**PROMPT**: Copy out every line of the records below word for word, leaving out the pictures.

(Element and coordinate records)
========================

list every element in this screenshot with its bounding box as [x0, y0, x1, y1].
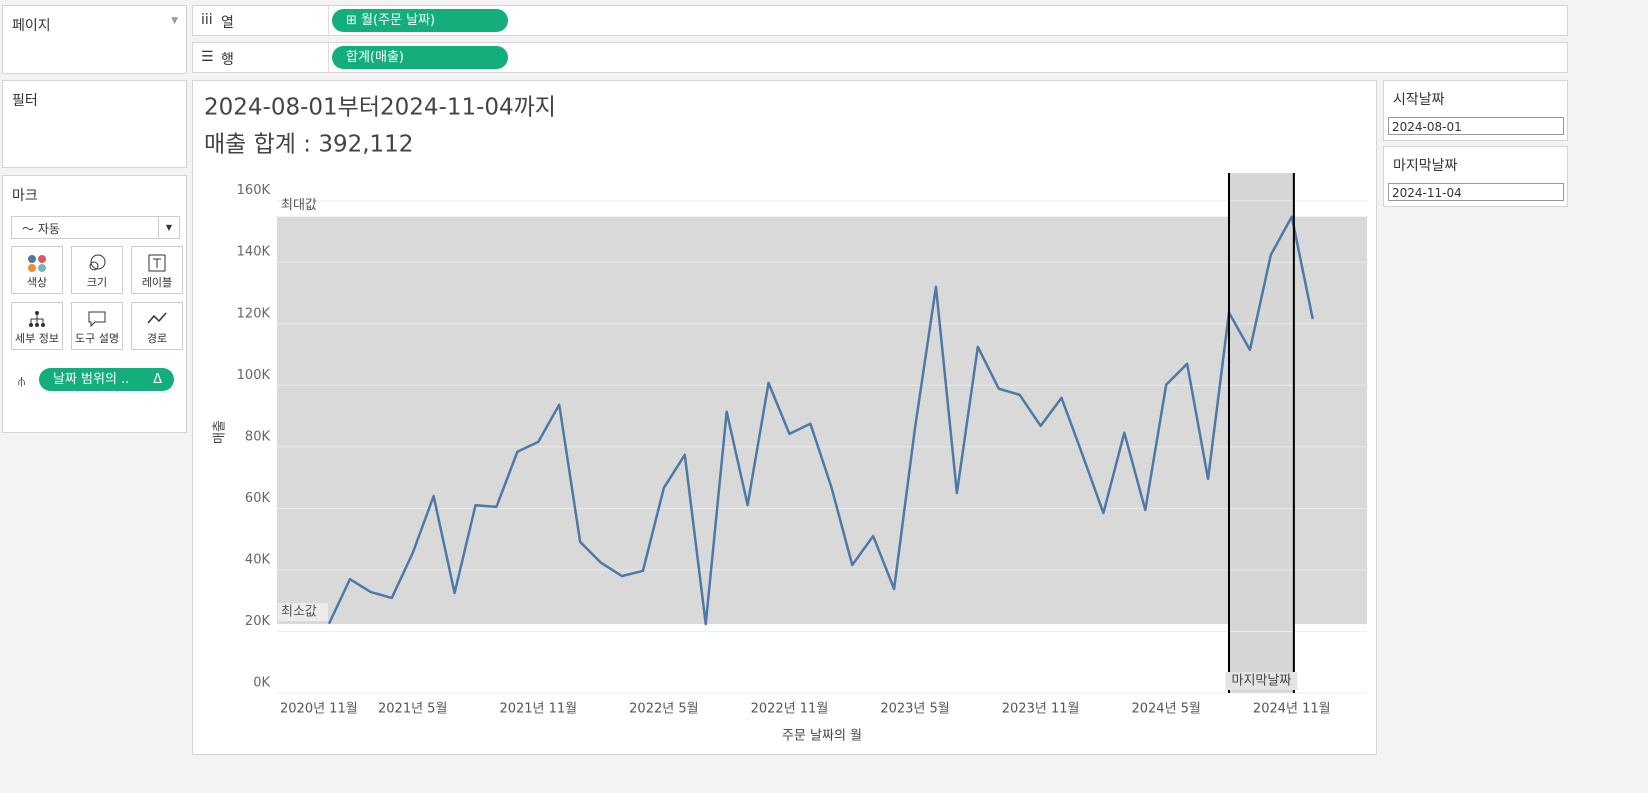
date-range-shade	[1228, 173, 1294, 693]
color-icon	[28, 255, 46, 272]
marks-pill[interactable]: 날짜 범위의 .. Δ	[39, 368, 174, 391]
rows-label: 행	[221, 52, 234, 68]
columns-shelf: iii 열 ⊞ 월(주문 날짜)	[192, 5, 1568, 36]
mark-type-dropdown[interactable]: 〜 자동 ▼	[11, 216, 180, 239]
y-tick-label: 160K	[237, 183, 271, 198]
button-label: 세부 정보	[15, 332, 59, 345]
chart-subtitle: 매출 합계 : 392,112	[204, 132, 413, 158]
x-tick-label: 2024년 5월	[1131, 702, 1200, 717]
rows-pill-text: 합계(매출)	[346, 50, 404, 65]
label-bg	[1225, 672, 1298, 690]
filters-card: 필터	[2, 80, 187, 168]
y-tick-label: 100K	[237, 368, 271, 383]
filters-title: 필터	[12, 93, 38, 109]
sales-line	[327, 215, 1314, 626]
dropdown-arrow: ▼	[158, 217, 179, 238]
end-date-label: 마지막날짜	[1232, 674, 1292, 689]
x-tick-label: 2021년 5월	[378, 702, 447, 717]
y-tick-label: 120K	[237, 306, 271, 321]
button-label: 크기	[86, 276, 108, 289]
x-axis-title: 주문 날짜의 월	[782, 729, 862, 744]
dropdown-arrow[interactable]: ▼	[171, 16, 178, 26]
button-label: 도구 설명	[75, 332, 119, 345]
path-button[interactable]: 경로	[131, 302, 183, 350]
button-label: 색상	[26, 276, 48, 289]
x-tick-label: 2023년 11월	[1002, 702, 1080, 717]
size-icon	[89, 254, 106, 271]
end-date-card: 마지막날짜 2024-11-04	[1383, 146, 1568, 207]
pill-plus: ⊞	[346, 13, 362, 28]
reference-band	[277, 216, 1367, 625]
y-axis-title: 매출	[213, 420, 228, 444]
tooltip-button[interactable]: 도구 설명	[71, 302, 123, 350]
detail-icon: ⫛	[18, 374, 26, 388]
pages-title: 페이지	[12, 18, 51, 34]
mark-type: 〜 자동	[22, 222, 60, 236]
detail-icon	[29, 311, 45, 327]
marks-title: 마크	[12, 188, 38, 204]
label-button[interactable]: 레이블	[131, 246, 183, 294]
end-date-input[interactable]: 2024-11-04	[1388, 183, 1564, 201]
x-tick-label: 2023년 5월	[880, 702, 949, 717]
x-tick-label: 2021년 11월	[499, 702, 577, 717]
y-tick-label: 60K	[245, 491, 271, 506]
x-tick-label: 2022년 11월	[751, 702, 829, 717]
y-tick-label: 20K	[245, 614, 271, 629]
y-tick-label: 140K	[237, 245, 271, 260]
mark-type-text: 자동	[37, 222, 60, 236]
columns-pill[interactable]: ⊞ 월(주문 날짜)	[332, 9, 508, 32]
rows-shelf: ☰ 행 합계(매출)	[192, 42, 1568, 73]
reference-max-label: 최대값	[281, 198, 317, 213]
view: 2024-08-01부터2024-11-04까지 매출 합계 : 392,112…	[192, 80, 1377, 755]
detail-button[interactable]: 세부 정보	[11, 302, 63, 350]
columns-label: 열	[221, 15, 234, 31]
path-icon	[147, 312, 167, 324]
rows-pill[interactable]: 합계(매출)	[332, 46, 508, 69]
rows-icon: ☰	[201, 49, 214, 65]
start-date-title: 시작날짜	[1393, 92, 1445, 108]
x-tick-label: 2024년 11월	[1253, 702, 1331, 717]
chart-title: 2024-08-01부터2024-11-04까지	[204, 95, 556, 121]
tooltip-icon	[88, 311, 106, 328]
columns-pill-text: 월(주문 날짜)	[361, 13, 436, 28]
button-label: 경로	[146, 332, 168, 345]
y-tick-label: 0K	[253, 676, 270, 691]
delta-icon: Δ	[153, 372, 162, 387]
start-date-card: 시작날짜 2024-08-01	[1383, 80, 1568, 141]
button-label: 레이블	[141, 276, 173, 289]
columns-icon: iii	[201, 12, 213, 28]
reference-min-label: 최소값	[281, 605, 317, 620]
size-button[interactable]: 크기	[71, 246, 123, 294]
x-tick-label: 2020년 11월	[280, 702, 358, 717]
marks-card: 마크 〜 자동 ▼ 색상 크기 레이블 세부 정보 도구 설명 경로 ⫛ 날짜 …	[2, 175, 187, 433]
label-icon	[148, 254, 166, 272]
marks-pill-text: 날짜 범위의 ..	[53, 372, 130, 387]
start-date-input[interactable]: 2024-08-01	[1388, 117, 1564, 135]
y-tick-label: 40K	[245, 552, 271, 567]
x-tick-label: 2022년 5월	[629, 702, 698, 717]
chart: 2024-08-01부터2024-11-04까지 매출 합계 : 392,112…	[204, 95, 1367, 744]
color-button[interactable]: 색상	[11, 246, 63, 294]
pages-card: 페이지 ▼	[2, 5, 187, 74]
end-date-title: 마지막날짜	[1393, 158, 1458, 174]
y-tick-label: 80K	[245, 429, 271, 444]
label-bg	[278, 603, 328, 622]
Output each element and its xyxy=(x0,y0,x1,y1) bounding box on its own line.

========================

**TASK RESPONSE**:
list every element in this screenshot with its bounding box as [x0, y0, x1, y1].
date-range-shade	[1228, 173, 1294, 693]
color-icon	[28, 255, 46, 272]
marks-pill[interactable]: 날짜 범위의 .. Δ	[39, 368, 174, 391]
rows-label: 행	[221, 52, 234, 68]
columns-shelf: iii 열 ⊞ 월(주문 날짜)	[192, 5, 1568, 36]
mark-type-dropdown[interactable]: 〜 자동 ▼	[11, 216, 180, 239]
y-tick-label: 160K	[237, 183, 271, 198]
button-label: 세부 정보	[15, 332, 59, 345]
chart-subtitle: 매출 합계 : 392,112	[204, 132, 413, 158]
x-tick-label: 2024년 5월	[1131, 702, 1200, 717]
rows-pill-text: 합계(매출)	[346, 50, 404, 65]
label-bg	[1225, 672, 1298, 690]
filters-card: 필터	[2, 80, 187, 168]
y-tick-label: 100K	[237, 368, 271, 383]
filters-title: 필터	[12, 93, 38, 109]
sales-line	[327, 215, 1314, 626]
dropdown-arrow: ▼	[158, 217, 179, 238]
end-date-label: 마지막날짜	[1232, 674, 1292, 689]
x-tick-label: 2021년 5월	[378, 702, 447, 717]
y-tick-label: 120K	[237, 306, 271, 321]
button-label: 크기	[86, 276, 108, 289]
x-axis-title: 주문 날짜의 월	[782, 729, 862, 744]
dropdown-arrow[interactable]: ▼	[171, 16, 178, 26]
button-label: 도구 설명	[75, 332, 119, 345]
path-button[interactable]: 경로	[131, 302, 183, 350]
button-label: 색상	[26, 276, 48, 289]
x-tick-label: 2023년 11월	[1002, 702, 1080, 717]
size-icon	[89, 254, 106, 271]
end-date-card: 마지막날짜 2024-11-04	[1383, 146, 1568, 207]
pill-plus: ⊞	[346, 13, 362, 28]
reference-band	[277, 216, 1367, 625]
y-axis-title: 매출	[213, 420, 228, 444]
tooltip-button[interactable]: 도구 설명	[71, 302, 123, 350]
detail-icon: ⫛	[18, 374, 26, 388]
pages-title: 페이지	[12, 18, 51, 34]
mark-type: 〜 자동	[22, 222, 60, 236]
detail-icon	[29, 311, 45, 327]
marks-title: 마크	[12, 188, 38, 204]
label-button[interactable]: 레이블	[131, 246, 183, 294]
end-date-input[interactable]: 2024-11-04	[1388, 183, 1564, 201]
x-tick-label: 2023년 5월	[880, 702, 949, 717]
x-tick-label: 2021년 11월	[499, 702, 577, 717]
y-tick-label: 60K	[245, 491, 271, 506]
x-tick-label: 2022년 11월	[751, 702, 829, 717]
y-tick-label: 20K	[245, 614, 271, 629]
y-tick-label: 140K	[237, 245, 271, 260]
mark-type-text: 자동	[37, 222, 60, 236]
columns-pill[interactable]: ⊞ 월(주문 날짜)	[332, 9, 508, 32]
rows-shelf: ☰ 행 합계(매출)	[192, 42, 1568, 73]
reference-max-label: 최대값	[281, 198, 317, 213]
view: 2024-08-01부터2024-11-04까지 매출 합계 : 392,112…	[192, 80, 1377, 755]
detail-button[interactable]: 세부 정보	[11, 302, 63, 350]
columns-label: 열	[221, 15, 234, 31]
path-icon	[147, 312, 167, 324]
rows-pill[interactable]: 합계(매출)	[332, 46, 508, 69]
rows-icon: ☰	[201, 49, 214, 65]
start-date-title: 시작날짜	[1393, 92, 1445, 108]
x-tick-label: 2024년 11월	[1253, 702, 1331, 717]
chart-title: 2024-08-01부터2024-11-04까지	[204, 95, 556, 121]
tooltip-icon	[88, 311, 106, 328]
columns-pill-text: 월(주문 날짜)	[361, 13, 436, 28]
button-label: 경로	[146, 332, 168, 345]
y-tick-label: 0K	[253, 676, 270, 691]
delta-icon: Δ	[153, 372, 162, 387]
start-date-card: 시작날짜 2024-08-01	[1383, 80, 1568, 141]
button-label: 레이블	[141, 276, 173, 289]
columns-icon: iii	[201, 12, 213, 28]
reference-min-label: 최소값	[281, 605, 317, 620]
size-button[interactable]: 크기	[71, 246, 123, 294]
x-tick-label: 2020년 11월	[280, 702, 358, 717]
marks-card: 마크 〜 자동 ▼ 색상 크기 레이블 세부 정보 도구 설명 경로 ⫛ 날짜 …	[2, 175, 187, 433]
label-icon	[148, 254, 166, 272]
marks-pill-text: 날짜 범위의 ..	[53, 372, 130, 387]
start-date-input[interactable]: 2024-08-01	[1388, 117, 1564, 135]
y-tick-label: 40K	[245, 552, 271, 567]
x-tick-label: 2022년 5월	[629, 702, 698, 717]
chart: 2024-08-01부터2024-11-04까지 매출 합계 : 392,112…	[204, 95, 1367, 744]
color-button[interactable]: 색상	[11, 246, 63, 294]
pages-card: 페이지 ▼	[2, 5, 187, 74]
end-date-title: 마지막날짜	[1393, 158, 1458, 174]
y-tick-label: 80K	[245, 429, 271, 444]
label-bg	[278, 603, 328, 622]
Output each element and its xyxy=(x0,y0,x1,y1) bounding box on its own line.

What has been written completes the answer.